## Brief
Filter for the word "Audio" and keep each matching line.

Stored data
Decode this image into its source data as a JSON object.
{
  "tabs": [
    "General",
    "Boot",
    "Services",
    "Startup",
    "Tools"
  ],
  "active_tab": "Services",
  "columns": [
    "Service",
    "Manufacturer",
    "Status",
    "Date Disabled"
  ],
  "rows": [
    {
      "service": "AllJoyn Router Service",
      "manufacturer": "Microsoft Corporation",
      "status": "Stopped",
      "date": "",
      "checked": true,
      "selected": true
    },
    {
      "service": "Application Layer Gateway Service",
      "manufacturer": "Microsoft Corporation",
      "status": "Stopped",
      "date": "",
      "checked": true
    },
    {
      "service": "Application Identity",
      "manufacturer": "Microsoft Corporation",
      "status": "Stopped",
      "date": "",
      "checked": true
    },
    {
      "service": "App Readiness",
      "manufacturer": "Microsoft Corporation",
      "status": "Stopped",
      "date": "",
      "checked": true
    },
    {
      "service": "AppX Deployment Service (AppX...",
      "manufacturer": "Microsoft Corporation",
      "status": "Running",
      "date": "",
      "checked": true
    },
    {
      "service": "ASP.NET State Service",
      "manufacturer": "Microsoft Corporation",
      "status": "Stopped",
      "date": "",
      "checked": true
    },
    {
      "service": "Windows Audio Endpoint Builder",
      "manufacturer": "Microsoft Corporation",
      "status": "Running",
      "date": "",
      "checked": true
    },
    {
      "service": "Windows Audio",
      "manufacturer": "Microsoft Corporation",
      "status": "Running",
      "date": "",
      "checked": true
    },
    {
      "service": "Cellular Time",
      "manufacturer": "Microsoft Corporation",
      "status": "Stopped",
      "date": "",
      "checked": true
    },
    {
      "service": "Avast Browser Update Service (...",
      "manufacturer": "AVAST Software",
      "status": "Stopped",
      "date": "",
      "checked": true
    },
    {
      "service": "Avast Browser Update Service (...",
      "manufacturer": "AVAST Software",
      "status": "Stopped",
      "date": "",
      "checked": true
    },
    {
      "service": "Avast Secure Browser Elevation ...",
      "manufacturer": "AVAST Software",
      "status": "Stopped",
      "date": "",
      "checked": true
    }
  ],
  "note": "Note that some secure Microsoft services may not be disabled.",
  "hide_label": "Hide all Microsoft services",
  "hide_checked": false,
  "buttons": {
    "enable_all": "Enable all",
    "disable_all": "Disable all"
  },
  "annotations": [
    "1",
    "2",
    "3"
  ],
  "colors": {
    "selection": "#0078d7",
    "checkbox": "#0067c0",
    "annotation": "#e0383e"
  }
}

## Result of the task
      "service": "Windows Audio Endpoint Builder",
      "service": "Windows Audio",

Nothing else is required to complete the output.